• [What you need to do]
All of the listing below must be repeated word for word. Pictures are the only thing to omit.
---------- Records provided
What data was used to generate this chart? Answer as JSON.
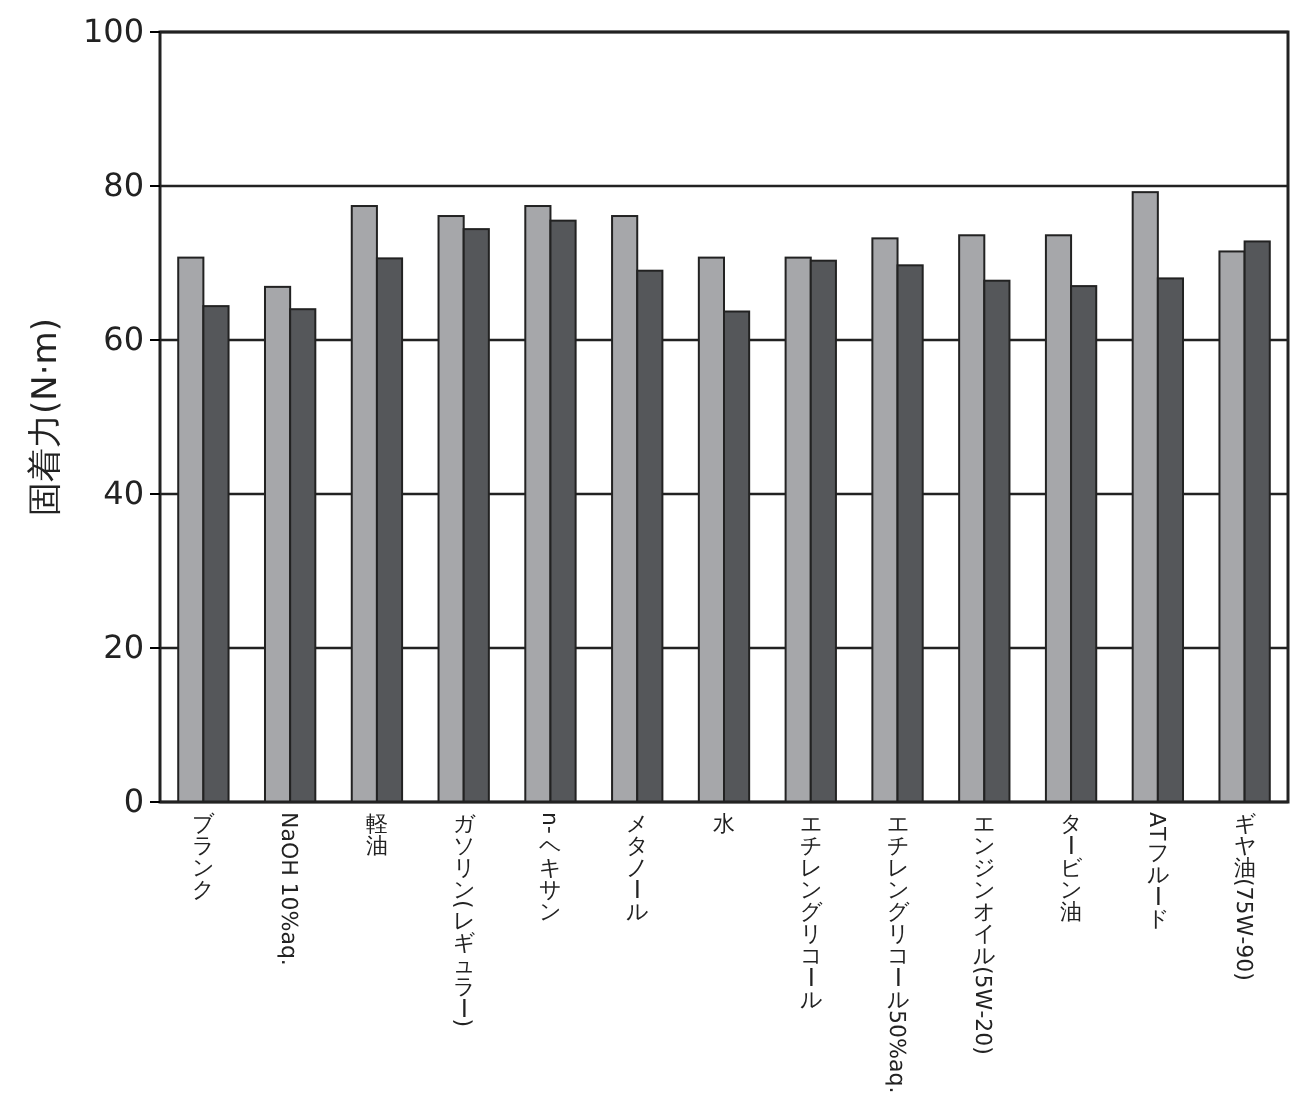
{
  "chart_data": {
    "type": "bar",
    "ylabel": "固着力(N·m)",
    "categories": [
      "ブランク",
      "NaOH 10%aq.",
      "軽油",
      "ガソリン(レギュラー)",
      "n-ヘキサン",
      "メタノール",
      "水",
      "エチレングリコール",
      "エチレングリコール50%aq.",
      "エンジンオイル(5W-20)",
      "タービン油",
      "ATフルード",
      "ギヤ油(75W-90)"
    ],
    "series": [
      {
        "color": "#a6a7aa",
        "values": [
          70.7,
          66.9,
          77.4,
          76.1,
          77.4,
          76.1,
          70.7,
          70.7,
          73.2,
          73.6,
          73.6,
          79.2,
          71.5
        ]
      },
      {
        "color": "#55575a",
        "values": [
          64.4,
          64.0,
          70.6,
          74.4,
          75.5,
          69.0,
          63.7,
          70.3,
          69.7,
          67.7,
          67.0,
          68.0,
          72.8
        ]
      }
    ],
    "ylim": [
      0,
      100
    ],
    "yticks": [
      0,
      20,
      40,
      60,
      80,
      100
    ],
    "grid": "y"
  }
}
--------------------
• [Complete response]
What data was used to generate this chart? Answer as JSON.
{
  "chart_data": {
    "type": "bar",
    "ylabel": "固着力(N·m)",
    "categories": [
      "ブランク",
      "NaOH 10%aq.",
      "軽油",
      "ガソリン(レギュラー)",
      "n-ヘキサン",
      "メタノール",
      "水",
      "エチレングリコール",
      "エチレングリコール50%aq.",
      "エンジンオイル(5W-20)",
      "タービン油",
      "ATフルード",
      "ギヤ油(75W-90)"
    ],
    "series": [
      {
        "color": "#a6a7aa",
        "values": [
          70.7,
          66.9,
          77.4,
          76.1,
          77.4,
          76.1,
          70.7,
          70.7,
          73.2,
          73.6,
          73.6,
          79.2,
          71.5
        ]
      },
      {
        "color": "#55575a",
        "values": [
          64.4,
          64.0,
          70.6,
          74.4,
          75.5,
          69.0,
          63.7,
          70.3,
          69.7,
          67.7,
          67.0,
          68.0,
          72.8
        ]
      }
    ],
    "ylim": [
      0,
      100
    ],
    "yticks": [
      0,
      20,
      40,
      60,
      80,
      100
    ],
    "grid": "y"
  }
}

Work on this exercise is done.